> [EXERCISE]: Check each line below for "these" and give the count of those that have it, nothing else.

──────── EXERCISE DATA ────────

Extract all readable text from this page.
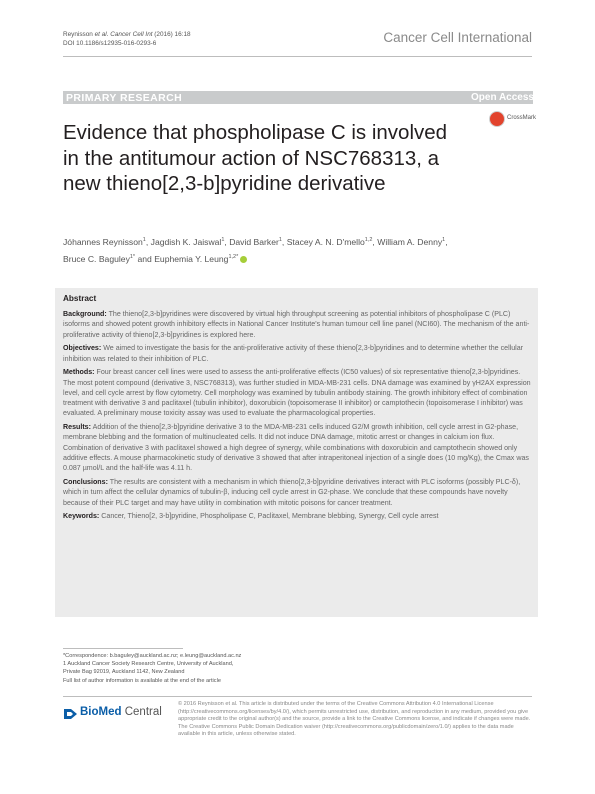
Reynisson et al. Cancer Cell Int (2016) 16:18
DOI 10.1186/s12935-016-0293-6	Cancer Cell International
PRIMARY RESEARCH	Open Access
CrossMark
Evidence that phospholipase C is involved in the antitumour action of NSC768313, a new thieno[2,3-b]pyridine derivative
Jóhannes Reynisson$^1$, Jagdish K. Jaiswal$^1$, David Barker$^1$, Stacey A. N. D'mello$^{1,2}$, William A. Denny$^1$,
Bruce C. Baguley$^{1*}$ and Euphemia Y. Leung$^{1,2*}$
Abstract

Background: The thieno[2,3-b]pyridines were discovered by virtual high throughput screening as potential inhibitors of phospholipase C (PLC) isoforms and showed potent growth inhibitory effects in National Cancer Institute's human tumour cell line panel (NCI60). The mechanism of the anti-proliferative activity of thieno[2,3-b]pyridines is explored here.

Objectives: We aimed to investigate the basis for the anti-proliferative activity of these thieno[2,3-b]pyridines and to determine whether the cellular inhibition was related to their inhibition of PLC.

Methods: Four breast cancer cell lines were used to assess the anti-proliferative effects (IC50 values) of six representative thieno[2,3-b]pyridines. The most potent compound (derivative 3, NSC768313), was further studied in MDA-MB-231 cells. DNA damage was examined by γH2AX expression level, and cell cycle arrest by flow cytometry. Cell morphology was examined by tubulin antibody staining. The growth inhibitory effect of combination treatment with derivative 3 and paclitaxel (tubulin inhibitor), doxorubicin (topoisomerase II inhibitor) or camptothecin (topoisomerase I inhibitor) was evaluated. A preliminary mouse toxicity assay was used to evaluate the pharmacological properties.

Results: Addition of the thieno[2,3-b]pyridine derivative 3 to the MDA-MB-231 cells induced G2/M growth inhibition, cell cycle arrest in G2-phase, membrane blebbing and the formation of multinucleated cells. It did not induce DNA damage, mitotic arrest or changes in calcium ion flux. Combination of derivative 3 with paclitaxel showed a high degree of synergy, while combinations with doxorubicin and camptothecin showed only additive effects. A mouse pharmacokinetic study of derivative 3 showed that after intraperitoneal injection of a single does (10 mg/Kg), the Cmax was 0.087 µmol/L and the half-life was 4.11 h.

Conclusions: The results are consistent with a mechanism in which thieno[2,3-b]pyridine derivatives interact with PLC isoforms (possibly PLC-δ), which in turn affect the cellular dynamics of tubulin-β, inducing cell cycle arrest in G2-phase. We conclude that these compounds have novelty because of their PLC target and may have utility in combination with mitotic poisons for cancer treatment.

Keywords: Cancer, Thieno[2, 3-b]pyridine, Phospholipase C, Paclitaxel, Membrane blebbing, Synergy, Cell cycle arrest

*Correspondence: b.baguley@auckland.ac.nz; e.leung@auckland.ac.nz
1 Auckland Cancer Society Research Centre, University of Auckland,
Private Bag 92019, Auckland 1142, New Zealand
Full list of author information is available at the end of the article
BioMed Central
© 2016 Reynisson et al. This article is distributed under the terms of the Creative Commons Attribution 4.0 International License (http://creativecommons.org/licenses/by/4.0/), which permits unrestricted use, distribution, and reproduction in any medium, provided you give appropriate credit to the original author(s) and the source, provide a link to the Creative Commons license, and indicate if changes were made. The Creative Commons Public Domain Dedication waiver (http://creativecommons.org/publicdomain/zero/1.0/) applies to the data made available in this article, unless otherwise stated.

────────

> [EXPECTED OUTPUT]: 2